§ PROBLEM TO WORK ON
Go through the data below and gather each line containing "this".

§ DATA SUPPLIED
◆ ◆ ◆ ◆ ◆
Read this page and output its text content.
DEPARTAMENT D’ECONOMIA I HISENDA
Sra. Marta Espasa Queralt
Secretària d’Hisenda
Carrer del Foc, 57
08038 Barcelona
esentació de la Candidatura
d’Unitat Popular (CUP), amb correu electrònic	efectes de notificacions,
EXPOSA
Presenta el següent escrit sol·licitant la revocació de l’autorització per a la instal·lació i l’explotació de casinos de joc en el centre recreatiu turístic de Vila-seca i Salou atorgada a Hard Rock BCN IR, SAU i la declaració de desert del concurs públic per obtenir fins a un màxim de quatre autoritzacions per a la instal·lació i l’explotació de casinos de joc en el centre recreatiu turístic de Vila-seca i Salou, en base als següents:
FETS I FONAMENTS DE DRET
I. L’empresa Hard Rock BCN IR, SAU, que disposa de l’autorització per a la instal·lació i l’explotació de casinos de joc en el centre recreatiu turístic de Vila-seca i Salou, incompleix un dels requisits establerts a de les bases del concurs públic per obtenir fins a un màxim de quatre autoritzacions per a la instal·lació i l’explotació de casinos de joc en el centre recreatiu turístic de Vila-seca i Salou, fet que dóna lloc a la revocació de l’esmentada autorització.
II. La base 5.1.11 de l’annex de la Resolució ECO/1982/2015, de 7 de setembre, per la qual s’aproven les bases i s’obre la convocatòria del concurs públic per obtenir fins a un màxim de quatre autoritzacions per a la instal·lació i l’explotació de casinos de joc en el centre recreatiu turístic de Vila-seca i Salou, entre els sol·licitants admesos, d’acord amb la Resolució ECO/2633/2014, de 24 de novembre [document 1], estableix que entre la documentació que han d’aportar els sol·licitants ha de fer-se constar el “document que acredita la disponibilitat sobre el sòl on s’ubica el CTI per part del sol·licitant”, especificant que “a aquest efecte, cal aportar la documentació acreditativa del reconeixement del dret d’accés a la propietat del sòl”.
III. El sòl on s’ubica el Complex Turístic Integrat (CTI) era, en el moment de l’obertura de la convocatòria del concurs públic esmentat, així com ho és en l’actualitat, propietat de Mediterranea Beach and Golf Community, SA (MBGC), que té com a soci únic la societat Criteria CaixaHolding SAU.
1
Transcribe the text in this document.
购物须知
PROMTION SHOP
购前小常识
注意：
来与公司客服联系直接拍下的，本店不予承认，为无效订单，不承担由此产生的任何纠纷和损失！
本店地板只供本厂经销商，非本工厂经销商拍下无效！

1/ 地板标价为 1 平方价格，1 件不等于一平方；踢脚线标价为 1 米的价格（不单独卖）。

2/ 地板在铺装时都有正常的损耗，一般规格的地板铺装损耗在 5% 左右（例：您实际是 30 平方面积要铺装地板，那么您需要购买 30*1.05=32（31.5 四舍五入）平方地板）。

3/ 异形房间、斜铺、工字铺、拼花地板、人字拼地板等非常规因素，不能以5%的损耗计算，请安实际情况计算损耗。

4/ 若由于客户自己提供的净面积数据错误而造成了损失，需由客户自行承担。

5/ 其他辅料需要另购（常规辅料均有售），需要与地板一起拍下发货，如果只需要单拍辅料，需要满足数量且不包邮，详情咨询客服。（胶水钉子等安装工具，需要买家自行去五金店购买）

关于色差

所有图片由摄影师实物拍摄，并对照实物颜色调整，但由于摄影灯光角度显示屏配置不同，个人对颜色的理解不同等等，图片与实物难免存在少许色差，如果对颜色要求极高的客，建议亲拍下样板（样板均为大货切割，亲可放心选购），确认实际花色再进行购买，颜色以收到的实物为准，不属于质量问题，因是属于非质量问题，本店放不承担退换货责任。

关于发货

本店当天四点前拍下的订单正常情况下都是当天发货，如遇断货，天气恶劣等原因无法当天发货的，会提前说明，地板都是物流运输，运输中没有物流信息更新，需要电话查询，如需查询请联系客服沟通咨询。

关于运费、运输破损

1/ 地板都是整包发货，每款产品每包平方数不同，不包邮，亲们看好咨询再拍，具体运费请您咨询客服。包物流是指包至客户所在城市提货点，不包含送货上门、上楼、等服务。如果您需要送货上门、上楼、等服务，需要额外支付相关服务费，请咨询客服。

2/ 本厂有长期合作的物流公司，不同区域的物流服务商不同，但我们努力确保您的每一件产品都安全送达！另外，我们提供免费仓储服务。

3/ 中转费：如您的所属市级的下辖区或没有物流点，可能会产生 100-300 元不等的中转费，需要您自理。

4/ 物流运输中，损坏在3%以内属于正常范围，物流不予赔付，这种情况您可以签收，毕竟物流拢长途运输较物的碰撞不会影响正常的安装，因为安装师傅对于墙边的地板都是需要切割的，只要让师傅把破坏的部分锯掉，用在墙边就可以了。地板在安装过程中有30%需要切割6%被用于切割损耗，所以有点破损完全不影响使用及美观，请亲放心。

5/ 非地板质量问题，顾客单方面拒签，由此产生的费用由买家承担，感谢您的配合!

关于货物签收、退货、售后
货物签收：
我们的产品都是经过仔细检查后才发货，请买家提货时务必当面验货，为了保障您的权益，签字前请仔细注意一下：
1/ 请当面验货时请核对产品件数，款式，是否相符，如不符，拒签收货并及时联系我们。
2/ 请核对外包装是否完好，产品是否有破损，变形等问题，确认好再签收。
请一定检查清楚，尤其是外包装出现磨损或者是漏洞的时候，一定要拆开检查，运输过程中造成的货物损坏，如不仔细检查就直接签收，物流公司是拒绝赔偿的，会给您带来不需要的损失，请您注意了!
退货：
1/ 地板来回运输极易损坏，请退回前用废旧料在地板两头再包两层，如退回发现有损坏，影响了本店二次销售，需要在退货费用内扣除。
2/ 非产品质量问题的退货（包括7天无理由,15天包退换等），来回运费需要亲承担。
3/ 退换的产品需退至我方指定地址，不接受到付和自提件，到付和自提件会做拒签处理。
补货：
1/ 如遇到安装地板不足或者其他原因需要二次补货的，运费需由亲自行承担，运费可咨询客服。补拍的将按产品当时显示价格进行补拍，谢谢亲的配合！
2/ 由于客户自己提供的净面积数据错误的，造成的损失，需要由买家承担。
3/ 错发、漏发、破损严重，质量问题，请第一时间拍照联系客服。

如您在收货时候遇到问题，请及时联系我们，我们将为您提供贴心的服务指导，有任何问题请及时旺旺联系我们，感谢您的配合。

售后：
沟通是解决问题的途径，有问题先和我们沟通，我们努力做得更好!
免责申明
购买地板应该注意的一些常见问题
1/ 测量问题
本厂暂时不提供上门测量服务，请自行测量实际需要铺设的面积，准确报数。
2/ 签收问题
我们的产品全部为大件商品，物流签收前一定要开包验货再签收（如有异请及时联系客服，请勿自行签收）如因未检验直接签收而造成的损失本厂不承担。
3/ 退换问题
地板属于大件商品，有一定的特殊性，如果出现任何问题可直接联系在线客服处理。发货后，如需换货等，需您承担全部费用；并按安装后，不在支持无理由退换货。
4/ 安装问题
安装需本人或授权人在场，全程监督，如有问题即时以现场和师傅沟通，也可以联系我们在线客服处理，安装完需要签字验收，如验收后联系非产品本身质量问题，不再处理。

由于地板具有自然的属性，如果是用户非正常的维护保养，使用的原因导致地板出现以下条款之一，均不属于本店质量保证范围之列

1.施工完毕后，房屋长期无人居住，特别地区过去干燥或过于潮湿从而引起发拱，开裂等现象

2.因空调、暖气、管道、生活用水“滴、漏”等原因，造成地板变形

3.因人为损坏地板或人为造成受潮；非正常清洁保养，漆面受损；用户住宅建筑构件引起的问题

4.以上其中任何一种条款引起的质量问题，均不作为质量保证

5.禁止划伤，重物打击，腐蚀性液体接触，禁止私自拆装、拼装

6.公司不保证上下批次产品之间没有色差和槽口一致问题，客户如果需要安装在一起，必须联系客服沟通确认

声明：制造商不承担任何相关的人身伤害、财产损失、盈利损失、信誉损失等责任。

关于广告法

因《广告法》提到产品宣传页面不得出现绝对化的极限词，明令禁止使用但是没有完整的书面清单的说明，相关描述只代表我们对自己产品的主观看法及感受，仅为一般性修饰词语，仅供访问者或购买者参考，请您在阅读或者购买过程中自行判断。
◆ ◆ ◆ ◆ ◆
§ RESPONSE
Read this page and output its text content.
Transcribe the text in this document.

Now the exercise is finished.